> _TASK DESCRIPTION_
Copy every line from the data below in which the string "text" can be found.
[start]
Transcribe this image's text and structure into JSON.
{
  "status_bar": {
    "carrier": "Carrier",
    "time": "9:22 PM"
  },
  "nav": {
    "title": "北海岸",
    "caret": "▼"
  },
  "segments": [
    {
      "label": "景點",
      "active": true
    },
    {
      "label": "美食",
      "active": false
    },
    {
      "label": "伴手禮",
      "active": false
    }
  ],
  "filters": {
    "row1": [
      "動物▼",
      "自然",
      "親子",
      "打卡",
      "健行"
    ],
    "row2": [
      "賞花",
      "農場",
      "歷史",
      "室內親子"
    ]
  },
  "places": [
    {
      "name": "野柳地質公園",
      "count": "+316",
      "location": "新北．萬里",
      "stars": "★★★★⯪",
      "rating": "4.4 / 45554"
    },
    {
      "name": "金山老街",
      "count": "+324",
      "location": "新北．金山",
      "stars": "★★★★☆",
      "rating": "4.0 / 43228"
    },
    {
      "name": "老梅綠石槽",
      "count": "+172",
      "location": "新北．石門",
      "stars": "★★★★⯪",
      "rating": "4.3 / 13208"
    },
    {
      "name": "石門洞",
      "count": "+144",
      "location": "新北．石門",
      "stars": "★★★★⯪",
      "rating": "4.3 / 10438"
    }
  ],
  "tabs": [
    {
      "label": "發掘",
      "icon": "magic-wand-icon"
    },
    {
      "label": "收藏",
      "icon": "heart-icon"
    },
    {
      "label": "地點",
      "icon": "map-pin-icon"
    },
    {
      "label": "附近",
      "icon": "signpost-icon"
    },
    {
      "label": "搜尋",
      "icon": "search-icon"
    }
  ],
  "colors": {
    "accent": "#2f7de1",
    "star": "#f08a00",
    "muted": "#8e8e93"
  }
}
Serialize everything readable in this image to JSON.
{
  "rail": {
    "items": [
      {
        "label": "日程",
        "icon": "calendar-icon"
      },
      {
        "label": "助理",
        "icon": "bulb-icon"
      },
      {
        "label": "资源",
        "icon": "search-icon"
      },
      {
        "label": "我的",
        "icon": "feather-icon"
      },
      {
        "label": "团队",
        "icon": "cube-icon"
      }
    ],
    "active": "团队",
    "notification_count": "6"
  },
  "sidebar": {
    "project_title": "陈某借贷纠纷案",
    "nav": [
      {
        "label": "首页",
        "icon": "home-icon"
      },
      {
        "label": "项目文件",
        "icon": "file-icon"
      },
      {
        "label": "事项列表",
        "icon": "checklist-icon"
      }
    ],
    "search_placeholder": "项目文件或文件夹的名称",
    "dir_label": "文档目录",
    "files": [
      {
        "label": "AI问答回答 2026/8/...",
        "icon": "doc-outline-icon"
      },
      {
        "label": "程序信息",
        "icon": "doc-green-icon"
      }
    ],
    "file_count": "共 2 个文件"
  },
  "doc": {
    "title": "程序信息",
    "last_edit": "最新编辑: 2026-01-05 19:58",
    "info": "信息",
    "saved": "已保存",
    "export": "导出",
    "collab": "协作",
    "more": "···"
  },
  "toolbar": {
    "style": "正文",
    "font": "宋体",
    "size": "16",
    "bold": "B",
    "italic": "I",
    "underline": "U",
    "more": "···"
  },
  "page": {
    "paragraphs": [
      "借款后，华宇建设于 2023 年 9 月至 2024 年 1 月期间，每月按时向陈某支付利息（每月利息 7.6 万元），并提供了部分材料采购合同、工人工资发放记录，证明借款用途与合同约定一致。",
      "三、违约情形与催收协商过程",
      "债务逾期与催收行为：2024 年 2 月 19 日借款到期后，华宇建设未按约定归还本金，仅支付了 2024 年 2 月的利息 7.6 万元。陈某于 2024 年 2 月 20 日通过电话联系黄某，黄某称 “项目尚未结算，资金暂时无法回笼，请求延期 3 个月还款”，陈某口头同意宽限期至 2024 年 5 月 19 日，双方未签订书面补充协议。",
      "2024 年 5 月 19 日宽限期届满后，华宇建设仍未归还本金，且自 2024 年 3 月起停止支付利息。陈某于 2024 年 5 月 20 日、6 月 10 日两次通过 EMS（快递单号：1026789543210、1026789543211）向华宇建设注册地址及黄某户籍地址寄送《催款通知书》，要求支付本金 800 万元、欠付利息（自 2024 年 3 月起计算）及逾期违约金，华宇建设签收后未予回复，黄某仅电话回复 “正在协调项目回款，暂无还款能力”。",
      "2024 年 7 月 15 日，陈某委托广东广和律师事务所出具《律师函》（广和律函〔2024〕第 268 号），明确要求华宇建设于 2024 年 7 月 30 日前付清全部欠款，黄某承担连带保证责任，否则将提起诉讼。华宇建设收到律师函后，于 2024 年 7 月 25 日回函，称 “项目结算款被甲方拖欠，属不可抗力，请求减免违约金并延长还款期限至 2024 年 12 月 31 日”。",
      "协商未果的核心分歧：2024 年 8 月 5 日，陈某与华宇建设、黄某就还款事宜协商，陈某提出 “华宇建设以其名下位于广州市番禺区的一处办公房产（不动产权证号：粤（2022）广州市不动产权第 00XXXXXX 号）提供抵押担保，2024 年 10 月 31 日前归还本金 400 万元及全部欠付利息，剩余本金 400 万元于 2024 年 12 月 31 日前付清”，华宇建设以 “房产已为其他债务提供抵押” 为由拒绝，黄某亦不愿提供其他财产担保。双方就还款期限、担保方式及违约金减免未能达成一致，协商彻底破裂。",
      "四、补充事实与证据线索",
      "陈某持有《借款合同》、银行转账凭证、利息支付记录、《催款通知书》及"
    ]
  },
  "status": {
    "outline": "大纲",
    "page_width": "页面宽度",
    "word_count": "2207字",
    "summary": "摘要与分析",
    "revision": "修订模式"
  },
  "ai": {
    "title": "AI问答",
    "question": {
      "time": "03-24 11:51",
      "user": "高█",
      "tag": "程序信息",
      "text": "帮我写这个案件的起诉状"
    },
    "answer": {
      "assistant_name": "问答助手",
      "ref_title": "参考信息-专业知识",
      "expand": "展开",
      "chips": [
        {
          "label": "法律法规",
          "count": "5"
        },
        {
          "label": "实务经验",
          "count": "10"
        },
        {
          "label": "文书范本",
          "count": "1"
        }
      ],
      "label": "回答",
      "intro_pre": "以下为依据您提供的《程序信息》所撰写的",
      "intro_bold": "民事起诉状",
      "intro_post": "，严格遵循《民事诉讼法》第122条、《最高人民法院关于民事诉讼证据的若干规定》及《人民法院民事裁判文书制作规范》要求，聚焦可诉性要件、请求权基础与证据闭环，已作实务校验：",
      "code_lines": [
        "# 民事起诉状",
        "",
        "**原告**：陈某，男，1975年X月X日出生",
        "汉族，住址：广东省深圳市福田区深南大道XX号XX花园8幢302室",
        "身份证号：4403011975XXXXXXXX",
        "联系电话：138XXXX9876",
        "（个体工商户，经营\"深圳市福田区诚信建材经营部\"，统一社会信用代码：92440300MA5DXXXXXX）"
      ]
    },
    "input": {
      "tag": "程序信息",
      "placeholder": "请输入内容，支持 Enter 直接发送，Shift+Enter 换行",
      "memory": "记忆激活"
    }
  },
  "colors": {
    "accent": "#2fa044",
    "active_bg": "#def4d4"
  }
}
[end]
> _IN RESPONSE_
Transcribe this image's text and structure into JSON.
      "text": "帮我写这个案件的起诉状"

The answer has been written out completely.